** START THE RECORDS **
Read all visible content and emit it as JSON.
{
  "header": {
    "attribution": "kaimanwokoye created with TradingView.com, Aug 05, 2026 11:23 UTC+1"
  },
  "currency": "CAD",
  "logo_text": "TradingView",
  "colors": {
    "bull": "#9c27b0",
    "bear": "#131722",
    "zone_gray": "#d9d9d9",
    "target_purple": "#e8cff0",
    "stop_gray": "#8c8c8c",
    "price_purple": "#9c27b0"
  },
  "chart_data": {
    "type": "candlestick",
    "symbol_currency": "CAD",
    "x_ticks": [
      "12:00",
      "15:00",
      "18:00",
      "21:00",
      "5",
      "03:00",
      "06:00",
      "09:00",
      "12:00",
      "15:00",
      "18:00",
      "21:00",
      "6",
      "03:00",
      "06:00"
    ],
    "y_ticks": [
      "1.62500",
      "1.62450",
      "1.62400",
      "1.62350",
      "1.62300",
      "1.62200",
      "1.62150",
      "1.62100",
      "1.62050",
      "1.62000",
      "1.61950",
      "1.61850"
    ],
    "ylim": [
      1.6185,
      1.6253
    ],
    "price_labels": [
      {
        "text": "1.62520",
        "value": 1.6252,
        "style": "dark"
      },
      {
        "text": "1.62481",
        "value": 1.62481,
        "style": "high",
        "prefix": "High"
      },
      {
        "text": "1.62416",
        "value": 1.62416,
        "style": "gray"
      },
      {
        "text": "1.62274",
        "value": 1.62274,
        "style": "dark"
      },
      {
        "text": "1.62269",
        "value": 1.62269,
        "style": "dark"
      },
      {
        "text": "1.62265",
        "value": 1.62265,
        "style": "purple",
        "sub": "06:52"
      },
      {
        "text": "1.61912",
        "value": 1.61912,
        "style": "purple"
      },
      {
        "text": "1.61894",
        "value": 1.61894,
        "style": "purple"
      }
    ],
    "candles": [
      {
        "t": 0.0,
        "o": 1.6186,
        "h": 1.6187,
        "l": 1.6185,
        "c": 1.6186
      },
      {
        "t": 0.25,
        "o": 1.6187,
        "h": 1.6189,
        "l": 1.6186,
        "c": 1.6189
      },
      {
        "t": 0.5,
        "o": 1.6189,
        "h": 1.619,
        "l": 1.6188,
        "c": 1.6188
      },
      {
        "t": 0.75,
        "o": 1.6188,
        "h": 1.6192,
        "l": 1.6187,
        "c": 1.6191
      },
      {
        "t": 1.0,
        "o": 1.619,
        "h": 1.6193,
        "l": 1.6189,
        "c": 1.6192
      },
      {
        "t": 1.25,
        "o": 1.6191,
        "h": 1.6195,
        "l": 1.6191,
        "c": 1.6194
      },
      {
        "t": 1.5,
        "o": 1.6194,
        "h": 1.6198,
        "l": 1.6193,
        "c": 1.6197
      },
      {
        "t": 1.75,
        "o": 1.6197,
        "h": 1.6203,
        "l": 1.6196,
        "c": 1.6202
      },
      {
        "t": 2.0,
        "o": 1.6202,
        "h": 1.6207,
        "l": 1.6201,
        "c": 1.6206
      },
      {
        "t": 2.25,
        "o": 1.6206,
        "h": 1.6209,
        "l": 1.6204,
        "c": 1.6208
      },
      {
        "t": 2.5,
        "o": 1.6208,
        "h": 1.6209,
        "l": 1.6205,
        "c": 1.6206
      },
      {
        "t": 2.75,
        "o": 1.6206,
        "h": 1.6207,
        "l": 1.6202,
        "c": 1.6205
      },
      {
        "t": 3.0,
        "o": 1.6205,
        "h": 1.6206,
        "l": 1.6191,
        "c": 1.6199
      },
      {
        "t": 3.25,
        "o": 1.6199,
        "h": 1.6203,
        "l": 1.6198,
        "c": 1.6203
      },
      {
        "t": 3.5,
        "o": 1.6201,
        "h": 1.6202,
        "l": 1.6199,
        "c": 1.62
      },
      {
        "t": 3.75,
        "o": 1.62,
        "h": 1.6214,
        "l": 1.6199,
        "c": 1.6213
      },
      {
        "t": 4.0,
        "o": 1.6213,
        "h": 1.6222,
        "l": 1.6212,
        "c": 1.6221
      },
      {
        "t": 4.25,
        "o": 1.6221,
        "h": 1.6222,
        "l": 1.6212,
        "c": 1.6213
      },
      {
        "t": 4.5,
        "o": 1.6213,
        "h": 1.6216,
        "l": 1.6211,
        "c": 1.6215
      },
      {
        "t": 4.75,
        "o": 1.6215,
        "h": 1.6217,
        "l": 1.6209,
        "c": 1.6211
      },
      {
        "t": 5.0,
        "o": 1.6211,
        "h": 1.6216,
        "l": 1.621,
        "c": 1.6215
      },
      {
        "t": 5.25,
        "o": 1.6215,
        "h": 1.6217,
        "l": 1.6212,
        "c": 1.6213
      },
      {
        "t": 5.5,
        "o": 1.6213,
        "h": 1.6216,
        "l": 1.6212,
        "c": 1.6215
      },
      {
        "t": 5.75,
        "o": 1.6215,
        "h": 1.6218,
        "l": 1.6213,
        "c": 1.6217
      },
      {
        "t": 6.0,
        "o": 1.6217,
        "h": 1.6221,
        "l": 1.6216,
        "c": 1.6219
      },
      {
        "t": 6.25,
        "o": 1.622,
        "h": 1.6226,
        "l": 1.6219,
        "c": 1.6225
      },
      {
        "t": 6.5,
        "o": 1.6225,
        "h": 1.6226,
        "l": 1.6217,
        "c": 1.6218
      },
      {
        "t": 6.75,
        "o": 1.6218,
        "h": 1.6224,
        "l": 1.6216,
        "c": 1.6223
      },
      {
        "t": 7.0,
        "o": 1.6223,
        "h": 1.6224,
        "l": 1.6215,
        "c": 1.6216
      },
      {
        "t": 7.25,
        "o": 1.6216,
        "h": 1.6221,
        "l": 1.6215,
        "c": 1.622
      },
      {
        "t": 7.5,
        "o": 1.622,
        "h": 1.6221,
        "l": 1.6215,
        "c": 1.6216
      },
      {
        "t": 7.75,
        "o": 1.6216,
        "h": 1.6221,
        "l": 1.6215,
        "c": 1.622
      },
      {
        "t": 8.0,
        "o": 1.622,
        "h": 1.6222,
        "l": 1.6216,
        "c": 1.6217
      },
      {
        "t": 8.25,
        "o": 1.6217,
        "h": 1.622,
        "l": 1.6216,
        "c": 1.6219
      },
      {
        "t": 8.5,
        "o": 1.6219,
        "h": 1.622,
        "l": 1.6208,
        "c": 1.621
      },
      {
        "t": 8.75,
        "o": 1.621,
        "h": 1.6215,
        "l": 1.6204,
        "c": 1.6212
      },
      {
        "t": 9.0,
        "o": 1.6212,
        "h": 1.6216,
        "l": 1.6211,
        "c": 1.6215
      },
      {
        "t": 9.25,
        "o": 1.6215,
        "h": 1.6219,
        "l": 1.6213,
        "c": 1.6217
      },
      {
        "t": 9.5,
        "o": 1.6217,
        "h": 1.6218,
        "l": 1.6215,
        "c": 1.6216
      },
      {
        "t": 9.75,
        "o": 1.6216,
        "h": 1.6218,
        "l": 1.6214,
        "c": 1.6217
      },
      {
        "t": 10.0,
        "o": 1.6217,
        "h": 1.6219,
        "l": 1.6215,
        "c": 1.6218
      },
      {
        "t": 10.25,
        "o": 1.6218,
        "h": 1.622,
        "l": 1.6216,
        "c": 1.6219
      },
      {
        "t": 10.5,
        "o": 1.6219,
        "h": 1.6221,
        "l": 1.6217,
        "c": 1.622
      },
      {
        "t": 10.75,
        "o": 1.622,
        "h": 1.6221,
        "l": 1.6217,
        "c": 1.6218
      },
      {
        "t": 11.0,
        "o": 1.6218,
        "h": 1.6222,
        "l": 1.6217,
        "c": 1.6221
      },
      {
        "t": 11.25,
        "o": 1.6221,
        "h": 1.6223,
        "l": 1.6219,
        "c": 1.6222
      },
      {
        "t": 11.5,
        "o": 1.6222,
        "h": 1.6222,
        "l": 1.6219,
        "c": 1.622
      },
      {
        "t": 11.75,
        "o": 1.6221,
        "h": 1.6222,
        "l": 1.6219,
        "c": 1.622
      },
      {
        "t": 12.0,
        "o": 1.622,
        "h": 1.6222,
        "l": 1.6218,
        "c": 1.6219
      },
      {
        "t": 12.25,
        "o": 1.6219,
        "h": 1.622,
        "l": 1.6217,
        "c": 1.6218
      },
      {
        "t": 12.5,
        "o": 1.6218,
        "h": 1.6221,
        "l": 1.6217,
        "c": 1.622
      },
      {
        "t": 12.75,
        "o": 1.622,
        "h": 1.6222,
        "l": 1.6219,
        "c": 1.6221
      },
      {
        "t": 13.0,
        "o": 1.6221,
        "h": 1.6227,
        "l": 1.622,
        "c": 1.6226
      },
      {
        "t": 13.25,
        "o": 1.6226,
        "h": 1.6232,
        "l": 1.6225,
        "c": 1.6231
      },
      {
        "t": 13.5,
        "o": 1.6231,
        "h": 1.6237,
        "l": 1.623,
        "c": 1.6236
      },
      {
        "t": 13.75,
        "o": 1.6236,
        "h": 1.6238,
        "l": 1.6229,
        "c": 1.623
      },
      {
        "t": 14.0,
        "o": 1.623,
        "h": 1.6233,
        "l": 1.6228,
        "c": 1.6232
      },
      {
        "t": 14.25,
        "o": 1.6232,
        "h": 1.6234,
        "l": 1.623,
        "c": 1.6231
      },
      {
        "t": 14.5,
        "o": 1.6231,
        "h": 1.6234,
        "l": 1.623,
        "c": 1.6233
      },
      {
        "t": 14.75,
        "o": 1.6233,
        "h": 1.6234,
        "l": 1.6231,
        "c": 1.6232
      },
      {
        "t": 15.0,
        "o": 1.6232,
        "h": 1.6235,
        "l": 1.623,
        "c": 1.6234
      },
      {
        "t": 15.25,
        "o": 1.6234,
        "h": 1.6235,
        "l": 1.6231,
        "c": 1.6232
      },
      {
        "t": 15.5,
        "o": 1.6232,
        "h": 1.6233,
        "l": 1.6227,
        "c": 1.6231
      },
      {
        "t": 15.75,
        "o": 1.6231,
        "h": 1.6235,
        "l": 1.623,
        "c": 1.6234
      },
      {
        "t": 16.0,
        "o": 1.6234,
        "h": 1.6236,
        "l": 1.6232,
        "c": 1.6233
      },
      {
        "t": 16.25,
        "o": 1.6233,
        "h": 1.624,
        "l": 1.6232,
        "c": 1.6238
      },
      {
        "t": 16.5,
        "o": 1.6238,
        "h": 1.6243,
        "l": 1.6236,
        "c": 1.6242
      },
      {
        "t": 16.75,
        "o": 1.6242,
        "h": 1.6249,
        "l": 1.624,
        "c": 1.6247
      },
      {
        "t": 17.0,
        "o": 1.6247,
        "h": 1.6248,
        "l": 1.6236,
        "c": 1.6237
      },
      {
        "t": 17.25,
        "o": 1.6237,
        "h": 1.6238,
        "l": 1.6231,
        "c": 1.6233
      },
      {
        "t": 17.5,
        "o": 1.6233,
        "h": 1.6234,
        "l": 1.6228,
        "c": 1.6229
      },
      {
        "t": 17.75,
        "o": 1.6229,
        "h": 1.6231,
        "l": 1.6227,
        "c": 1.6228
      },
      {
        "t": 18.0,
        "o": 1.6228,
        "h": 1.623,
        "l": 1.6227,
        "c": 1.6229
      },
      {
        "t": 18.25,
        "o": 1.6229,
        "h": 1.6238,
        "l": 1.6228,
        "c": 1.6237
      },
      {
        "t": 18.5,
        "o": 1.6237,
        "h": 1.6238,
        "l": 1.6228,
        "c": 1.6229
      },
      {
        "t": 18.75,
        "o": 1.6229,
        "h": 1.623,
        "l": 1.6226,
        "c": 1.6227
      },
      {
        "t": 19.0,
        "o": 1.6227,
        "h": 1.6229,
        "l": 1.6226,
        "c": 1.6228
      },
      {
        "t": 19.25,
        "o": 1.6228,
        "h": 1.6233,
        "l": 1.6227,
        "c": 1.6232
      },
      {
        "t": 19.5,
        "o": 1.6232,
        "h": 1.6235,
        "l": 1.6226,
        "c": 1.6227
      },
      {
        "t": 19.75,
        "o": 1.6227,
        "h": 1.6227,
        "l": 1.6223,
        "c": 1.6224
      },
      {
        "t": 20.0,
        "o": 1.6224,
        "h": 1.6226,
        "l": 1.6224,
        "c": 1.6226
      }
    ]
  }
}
** END THE RECORDS **
• BRIEF: Return all lines of the material above in which the word "TradingView" occurs.

• EXERCISE RESULT:
    "attribution": "kaimanwokoye created with TradingView.com, Aug 05, 2026 11:23 UTC+1"
  "logo_text": "TradingView",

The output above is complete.